Set problem: Look through the data for the string "screenshot". Copy every line where it is found.

══════════════════════════════

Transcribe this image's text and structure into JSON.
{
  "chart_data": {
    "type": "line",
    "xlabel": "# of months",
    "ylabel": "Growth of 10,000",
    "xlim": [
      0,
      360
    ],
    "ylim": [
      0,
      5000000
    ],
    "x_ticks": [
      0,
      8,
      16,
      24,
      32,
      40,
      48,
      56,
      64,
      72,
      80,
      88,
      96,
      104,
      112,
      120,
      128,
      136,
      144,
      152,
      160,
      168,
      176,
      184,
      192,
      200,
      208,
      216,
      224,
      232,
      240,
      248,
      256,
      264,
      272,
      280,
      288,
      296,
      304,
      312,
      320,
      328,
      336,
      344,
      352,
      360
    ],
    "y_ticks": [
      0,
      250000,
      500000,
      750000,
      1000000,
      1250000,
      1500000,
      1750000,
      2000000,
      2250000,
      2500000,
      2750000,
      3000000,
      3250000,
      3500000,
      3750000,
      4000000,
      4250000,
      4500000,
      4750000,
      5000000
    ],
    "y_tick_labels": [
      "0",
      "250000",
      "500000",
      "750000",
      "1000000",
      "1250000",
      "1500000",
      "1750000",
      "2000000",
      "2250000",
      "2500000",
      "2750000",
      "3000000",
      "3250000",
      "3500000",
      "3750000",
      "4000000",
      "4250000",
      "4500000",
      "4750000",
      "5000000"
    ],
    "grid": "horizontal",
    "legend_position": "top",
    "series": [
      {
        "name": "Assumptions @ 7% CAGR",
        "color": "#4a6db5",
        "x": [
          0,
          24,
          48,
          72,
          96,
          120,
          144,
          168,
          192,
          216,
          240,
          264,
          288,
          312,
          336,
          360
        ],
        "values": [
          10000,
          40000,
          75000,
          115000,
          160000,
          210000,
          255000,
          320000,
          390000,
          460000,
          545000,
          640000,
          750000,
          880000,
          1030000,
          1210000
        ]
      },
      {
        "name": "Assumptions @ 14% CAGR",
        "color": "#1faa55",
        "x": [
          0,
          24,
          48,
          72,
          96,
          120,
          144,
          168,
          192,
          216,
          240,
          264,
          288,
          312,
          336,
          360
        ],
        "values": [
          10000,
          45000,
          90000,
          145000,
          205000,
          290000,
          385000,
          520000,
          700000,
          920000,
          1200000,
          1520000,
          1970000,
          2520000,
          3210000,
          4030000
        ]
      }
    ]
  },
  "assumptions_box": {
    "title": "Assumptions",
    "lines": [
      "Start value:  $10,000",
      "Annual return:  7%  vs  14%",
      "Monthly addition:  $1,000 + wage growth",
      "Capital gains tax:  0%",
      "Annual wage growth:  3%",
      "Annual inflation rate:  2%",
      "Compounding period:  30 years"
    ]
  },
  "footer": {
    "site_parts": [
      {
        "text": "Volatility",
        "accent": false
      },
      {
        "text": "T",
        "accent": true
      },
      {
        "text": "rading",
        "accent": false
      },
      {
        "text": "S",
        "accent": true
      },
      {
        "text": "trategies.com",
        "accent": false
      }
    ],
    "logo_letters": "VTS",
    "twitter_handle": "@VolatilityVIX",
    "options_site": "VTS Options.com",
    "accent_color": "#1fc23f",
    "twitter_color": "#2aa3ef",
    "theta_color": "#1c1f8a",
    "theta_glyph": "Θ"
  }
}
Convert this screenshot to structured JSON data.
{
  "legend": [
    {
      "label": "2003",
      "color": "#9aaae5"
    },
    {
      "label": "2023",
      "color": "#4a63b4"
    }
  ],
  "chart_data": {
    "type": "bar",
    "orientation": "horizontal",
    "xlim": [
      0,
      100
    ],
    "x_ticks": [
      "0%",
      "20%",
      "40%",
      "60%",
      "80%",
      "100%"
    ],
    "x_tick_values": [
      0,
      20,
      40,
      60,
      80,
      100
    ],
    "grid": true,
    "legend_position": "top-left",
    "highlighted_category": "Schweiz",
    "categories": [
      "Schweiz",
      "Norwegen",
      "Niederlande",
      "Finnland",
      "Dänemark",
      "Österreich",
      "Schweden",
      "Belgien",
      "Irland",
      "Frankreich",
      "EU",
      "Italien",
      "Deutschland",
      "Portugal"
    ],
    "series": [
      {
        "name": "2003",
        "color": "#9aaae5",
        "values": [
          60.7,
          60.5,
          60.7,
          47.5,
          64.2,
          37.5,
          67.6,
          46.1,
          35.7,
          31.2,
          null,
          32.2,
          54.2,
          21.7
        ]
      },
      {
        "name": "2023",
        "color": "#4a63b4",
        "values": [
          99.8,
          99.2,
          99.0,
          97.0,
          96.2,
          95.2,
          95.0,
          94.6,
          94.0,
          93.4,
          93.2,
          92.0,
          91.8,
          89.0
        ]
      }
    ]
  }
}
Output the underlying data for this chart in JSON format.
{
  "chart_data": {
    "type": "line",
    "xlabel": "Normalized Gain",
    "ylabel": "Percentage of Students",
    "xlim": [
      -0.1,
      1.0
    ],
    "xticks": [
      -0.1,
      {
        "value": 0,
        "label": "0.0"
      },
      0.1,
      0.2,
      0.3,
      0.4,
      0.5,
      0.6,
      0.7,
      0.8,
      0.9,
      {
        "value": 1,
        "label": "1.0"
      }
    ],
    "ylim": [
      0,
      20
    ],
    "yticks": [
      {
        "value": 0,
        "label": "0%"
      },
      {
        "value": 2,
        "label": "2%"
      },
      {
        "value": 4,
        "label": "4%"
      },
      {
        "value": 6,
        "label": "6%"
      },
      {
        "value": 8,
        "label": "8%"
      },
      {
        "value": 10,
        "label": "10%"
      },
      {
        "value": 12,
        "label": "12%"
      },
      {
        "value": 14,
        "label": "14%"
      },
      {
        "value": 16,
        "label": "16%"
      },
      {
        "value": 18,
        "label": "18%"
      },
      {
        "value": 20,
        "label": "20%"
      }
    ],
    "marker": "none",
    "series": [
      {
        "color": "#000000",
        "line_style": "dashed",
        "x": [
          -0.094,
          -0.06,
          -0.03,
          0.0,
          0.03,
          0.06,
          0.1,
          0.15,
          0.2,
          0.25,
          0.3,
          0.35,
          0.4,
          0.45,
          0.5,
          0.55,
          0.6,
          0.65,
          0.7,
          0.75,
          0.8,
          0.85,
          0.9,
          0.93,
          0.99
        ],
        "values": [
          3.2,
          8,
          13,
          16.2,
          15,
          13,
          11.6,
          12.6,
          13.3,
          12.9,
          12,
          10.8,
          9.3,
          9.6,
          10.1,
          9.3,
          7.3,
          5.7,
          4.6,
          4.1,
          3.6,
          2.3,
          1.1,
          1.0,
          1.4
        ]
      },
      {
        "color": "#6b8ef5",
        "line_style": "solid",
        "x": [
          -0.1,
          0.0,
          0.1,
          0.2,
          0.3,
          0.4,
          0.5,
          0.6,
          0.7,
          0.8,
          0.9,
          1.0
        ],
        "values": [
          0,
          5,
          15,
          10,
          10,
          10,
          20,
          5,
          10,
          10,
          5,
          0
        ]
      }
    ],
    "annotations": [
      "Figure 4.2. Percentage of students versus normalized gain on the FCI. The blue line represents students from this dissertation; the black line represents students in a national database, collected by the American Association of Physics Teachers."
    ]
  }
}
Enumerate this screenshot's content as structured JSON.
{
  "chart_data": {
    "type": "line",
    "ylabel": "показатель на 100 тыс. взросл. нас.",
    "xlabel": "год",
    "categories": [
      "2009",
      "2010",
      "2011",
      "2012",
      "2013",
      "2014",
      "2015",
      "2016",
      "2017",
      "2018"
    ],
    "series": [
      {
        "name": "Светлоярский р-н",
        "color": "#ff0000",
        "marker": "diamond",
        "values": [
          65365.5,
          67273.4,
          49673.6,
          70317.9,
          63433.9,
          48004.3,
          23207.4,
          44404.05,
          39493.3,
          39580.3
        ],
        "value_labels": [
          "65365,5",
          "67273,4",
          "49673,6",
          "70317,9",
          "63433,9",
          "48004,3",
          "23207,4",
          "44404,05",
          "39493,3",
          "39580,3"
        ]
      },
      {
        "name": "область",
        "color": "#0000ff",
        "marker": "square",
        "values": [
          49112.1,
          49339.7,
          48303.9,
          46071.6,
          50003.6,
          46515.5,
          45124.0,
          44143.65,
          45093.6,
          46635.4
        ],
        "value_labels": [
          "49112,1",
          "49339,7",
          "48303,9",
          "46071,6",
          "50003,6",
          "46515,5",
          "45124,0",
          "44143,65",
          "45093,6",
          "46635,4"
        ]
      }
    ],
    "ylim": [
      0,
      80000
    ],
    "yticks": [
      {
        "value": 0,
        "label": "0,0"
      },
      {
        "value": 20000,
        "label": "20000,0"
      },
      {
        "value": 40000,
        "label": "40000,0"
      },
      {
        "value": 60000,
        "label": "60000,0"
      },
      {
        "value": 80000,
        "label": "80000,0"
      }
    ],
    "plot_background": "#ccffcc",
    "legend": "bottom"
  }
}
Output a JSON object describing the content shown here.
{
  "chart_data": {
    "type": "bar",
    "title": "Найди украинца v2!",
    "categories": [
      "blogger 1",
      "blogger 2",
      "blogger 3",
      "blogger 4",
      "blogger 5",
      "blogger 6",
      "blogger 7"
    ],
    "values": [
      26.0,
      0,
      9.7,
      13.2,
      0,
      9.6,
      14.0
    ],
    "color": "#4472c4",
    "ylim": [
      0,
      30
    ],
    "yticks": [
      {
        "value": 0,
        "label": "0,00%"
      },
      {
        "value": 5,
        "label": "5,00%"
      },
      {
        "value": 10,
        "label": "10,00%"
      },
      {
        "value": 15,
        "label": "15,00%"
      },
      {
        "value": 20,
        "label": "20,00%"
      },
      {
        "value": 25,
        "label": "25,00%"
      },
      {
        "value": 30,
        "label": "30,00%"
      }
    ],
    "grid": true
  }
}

══════════════════════════════

The completed task:
Convert this screenshot to structured JSON data.
Enumerate this screenshot's content as structured JSON.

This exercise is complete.